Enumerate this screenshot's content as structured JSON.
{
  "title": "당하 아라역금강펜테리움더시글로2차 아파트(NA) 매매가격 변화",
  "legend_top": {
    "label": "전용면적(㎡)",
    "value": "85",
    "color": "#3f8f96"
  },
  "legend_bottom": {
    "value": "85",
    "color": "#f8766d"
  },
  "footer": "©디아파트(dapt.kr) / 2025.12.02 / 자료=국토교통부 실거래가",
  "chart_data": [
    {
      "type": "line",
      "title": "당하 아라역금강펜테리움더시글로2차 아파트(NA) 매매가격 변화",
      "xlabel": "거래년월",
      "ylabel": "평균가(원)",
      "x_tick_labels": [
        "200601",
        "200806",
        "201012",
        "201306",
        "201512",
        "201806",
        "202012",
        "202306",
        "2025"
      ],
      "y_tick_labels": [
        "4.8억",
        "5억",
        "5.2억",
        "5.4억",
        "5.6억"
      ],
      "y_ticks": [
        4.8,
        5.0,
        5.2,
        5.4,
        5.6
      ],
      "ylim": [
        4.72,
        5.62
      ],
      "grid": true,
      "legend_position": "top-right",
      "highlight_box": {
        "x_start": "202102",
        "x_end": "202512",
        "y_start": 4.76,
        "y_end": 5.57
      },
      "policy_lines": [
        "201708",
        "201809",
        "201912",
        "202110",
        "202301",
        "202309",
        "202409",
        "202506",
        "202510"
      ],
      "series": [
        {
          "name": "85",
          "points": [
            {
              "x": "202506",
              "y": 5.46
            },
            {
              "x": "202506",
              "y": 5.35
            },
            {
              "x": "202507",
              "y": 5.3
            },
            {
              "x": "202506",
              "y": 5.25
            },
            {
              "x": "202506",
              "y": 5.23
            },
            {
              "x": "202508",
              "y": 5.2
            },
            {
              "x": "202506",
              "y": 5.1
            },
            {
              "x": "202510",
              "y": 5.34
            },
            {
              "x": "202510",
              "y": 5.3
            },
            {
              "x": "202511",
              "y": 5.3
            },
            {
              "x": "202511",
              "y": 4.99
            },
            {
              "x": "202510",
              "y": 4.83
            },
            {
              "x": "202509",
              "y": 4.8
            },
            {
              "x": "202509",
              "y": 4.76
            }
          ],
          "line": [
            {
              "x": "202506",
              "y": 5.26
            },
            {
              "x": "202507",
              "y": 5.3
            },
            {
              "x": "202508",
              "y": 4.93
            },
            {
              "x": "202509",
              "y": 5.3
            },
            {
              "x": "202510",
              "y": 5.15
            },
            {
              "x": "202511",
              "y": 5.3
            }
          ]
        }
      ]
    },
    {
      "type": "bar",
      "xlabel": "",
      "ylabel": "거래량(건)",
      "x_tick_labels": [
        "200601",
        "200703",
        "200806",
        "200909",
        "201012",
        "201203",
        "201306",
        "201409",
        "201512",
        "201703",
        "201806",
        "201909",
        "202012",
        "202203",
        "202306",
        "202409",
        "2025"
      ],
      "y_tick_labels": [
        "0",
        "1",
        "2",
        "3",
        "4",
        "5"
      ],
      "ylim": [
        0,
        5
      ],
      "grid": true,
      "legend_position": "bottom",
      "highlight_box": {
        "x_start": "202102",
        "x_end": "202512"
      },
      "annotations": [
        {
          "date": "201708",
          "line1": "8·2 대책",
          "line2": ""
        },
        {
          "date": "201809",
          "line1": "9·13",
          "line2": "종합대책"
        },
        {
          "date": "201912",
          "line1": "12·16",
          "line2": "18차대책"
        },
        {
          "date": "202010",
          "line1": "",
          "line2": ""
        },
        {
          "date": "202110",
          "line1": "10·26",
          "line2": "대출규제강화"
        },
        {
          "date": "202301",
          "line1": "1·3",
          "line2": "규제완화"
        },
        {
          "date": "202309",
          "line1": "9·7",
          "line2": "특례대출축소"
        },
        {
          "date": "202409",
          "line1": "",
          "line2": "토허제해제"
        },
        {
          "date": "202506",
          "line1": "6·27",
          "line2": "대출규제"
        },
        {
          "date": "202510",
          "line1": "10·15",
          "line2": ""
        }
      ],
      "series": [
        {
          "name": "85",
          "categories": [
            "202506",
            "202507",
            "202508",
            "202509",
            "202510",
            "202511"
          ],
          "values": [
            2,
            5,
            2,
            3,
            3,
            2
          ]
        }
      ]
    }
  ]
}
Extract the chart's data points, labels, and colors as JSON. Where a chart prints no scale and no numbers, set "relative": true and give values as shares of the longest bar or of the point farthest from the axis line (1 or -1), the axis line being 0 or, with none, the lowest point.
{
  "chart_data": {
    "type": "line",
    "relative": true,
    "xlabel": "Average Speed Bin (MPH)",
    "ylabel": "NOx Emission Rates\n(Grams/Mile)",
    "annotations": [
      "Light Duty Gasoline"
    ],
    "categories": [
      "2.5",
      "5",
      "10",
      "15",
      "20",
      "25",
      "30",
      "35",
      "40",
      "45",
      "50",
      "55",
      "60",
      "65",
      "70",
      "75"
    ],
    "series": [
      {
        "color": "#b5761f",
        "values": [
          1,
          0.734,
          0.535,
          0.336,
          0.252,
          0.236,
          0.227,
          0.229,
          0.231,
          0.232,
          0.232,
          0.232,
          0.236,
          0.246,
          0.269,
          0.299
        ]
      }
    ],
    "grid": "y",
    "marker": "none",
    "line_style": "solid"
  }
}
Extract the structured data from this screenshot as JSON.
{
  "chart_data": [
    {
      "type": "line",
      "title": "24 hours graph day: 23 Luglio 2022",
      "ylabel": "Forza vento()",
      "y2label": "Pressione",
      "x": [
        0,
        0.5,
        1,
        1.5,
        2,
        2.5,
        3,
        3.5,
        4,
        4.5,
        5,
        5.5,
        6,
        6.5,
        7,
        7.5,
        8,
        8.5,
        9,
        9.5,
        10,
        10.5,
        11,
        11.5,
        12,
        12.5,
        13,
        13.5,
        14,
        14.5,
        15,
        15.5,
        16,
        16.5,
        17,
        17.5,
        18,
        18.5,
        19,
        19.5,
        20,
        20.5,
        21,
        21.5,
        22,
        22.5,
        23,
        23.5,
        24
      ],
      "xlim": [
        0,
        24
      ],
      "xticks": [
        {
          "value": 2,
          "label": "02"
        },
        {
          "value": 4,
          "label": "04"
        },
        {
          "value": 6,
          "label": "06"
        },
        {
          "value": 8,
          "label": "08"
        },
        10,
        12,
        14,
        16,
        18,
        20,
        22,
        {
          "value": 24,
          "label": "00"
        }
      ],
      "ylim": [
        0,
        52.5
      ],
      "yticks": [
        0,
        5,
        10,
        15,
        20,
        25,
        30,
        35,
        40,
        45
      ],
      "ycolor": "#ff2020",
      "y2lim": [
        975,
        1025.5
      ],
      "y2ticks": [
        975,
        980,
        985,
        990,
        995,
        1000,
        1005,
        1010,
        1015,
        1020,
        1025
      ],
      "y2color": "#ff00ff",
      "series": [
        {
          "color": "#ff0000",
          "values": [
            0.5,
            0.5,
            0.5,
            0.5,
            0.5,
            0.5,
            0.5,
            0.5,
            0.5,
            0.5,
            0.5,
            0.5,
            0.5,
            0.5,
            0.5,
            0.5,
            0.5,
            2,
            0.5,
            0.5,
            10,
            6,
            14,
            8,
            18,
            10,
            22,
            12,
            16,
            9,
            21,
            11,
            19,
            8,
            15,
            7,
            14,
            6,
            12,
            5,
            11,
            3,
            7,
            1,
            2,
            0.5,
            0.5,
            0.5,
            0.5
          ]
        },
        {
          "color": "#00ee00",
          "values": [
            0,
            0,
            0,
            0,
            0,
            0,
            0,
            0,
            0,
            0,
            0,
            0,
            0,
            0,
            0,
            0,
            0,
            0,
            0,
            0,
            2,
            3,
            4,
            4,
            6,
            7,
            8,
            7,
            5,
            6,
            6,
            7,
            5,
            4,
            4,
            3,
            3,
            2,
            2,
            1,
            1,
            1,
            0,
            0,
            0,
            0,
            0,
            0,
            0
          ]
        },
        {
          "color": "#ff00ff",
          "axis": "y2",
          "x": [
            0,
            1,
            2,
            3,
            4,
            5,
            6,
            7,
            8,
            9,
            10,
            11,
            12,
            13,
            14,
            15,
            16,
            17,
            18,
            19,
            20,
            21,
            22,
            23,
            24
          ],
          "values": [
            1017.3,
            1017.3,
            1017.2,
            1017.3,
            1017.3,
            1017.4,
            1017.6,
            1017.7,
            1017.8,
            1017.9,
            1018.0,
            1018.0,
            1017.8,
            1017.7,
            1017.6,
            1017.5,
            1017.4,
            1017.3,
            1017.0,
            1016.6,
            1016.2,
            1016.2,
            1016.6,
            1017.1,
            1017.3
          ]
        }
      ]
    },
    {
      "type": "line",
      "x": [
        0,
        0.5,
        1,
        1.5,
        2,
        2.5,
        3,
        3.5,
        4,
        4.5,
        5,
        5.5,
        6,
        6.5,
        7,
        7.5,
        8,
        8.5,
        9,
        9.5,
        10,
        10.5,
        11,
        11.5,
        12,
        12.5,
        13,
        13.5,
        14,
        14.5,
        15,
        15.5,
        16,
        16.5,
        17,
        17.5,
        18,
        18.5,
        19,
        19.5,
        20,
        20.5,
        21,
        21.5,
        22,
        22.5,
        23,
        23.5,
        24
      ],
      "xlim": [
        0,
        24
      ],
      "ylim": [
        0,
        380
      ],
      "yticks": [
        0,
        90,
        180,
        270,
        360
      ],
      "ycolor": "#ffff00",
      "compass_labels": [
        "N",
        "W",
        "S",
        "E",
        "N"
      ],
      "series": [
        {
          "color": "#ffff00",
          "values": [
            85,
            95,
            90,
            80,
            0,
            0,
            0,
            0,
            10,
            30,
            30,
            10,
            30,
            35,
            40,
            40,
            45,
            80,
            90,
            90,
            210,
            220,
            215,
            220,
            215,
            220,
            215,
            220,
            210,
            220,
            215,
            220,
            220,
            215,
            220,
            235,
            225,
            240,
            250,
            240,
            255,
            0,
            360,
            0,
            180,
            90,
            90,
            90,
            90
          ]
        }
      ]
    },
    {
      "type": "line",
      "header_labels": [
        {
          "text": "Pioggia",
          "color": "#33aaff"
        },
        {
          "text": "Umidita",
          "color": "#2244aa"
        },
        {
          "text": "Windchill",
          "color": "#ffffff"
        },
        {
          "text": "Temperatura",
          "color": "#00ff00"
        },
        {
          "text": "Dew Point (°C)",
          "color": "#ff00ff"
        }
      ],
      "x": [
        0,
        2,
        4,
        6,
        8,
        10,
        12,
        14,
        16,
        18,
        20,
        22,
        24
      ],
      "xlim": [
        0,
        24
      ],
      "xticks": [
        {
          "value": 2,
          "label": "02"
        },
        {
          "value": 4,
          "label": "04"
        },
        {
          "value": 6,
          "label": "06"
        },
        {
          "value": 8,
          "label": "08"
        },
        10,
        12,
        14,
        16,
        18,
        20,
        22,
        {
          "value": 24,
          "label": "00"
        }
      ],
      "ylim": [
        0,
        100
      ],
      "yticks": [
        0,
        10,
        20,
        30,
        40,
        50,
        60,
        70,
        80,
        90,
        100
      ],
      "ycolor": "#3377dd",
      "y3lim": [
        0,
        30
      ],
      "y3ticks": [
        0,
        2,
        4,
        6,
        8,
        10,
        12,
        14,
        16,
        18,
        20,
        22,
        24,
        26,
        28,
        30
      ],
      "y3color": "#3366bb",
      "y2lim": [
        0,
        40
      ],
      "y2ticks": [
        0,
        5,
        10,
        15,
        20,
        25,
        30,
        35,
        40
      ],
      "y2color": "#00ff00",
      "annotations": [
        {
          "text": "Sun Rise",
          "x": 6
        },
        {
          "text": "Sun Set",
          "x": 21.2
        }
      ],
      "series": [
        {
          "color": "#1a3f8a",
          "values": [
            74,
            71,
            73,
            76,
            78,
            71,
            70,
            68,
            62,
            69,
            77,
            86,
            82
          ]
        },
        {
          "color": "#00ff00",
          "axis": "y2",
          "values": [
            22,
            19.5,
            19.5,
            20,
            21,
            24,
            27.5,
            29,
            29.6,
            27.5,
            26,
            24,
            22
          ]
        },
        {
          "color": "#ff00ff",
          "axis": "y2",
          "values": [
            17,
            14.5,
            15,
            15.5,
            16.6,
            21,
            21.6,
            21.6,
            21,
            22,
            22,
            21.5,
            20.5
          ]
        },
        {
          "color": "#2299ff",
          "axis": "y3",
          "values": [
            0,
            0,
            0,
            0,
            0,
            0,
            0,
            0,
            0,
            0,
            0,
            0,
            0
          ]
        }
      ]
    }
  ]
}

==============================

**WHAT TO PRODUCE**
Select every line of the records holding the string "text".

**FINAL ANSWER**
          "text": "Pioggia",
          "text": "Umidita",
          "text": "Windchill",
          "text": "Temperatura",
          "text": "Dew Point (°C)",
          "text": "Sun Rise",
          "text": "Sun Set",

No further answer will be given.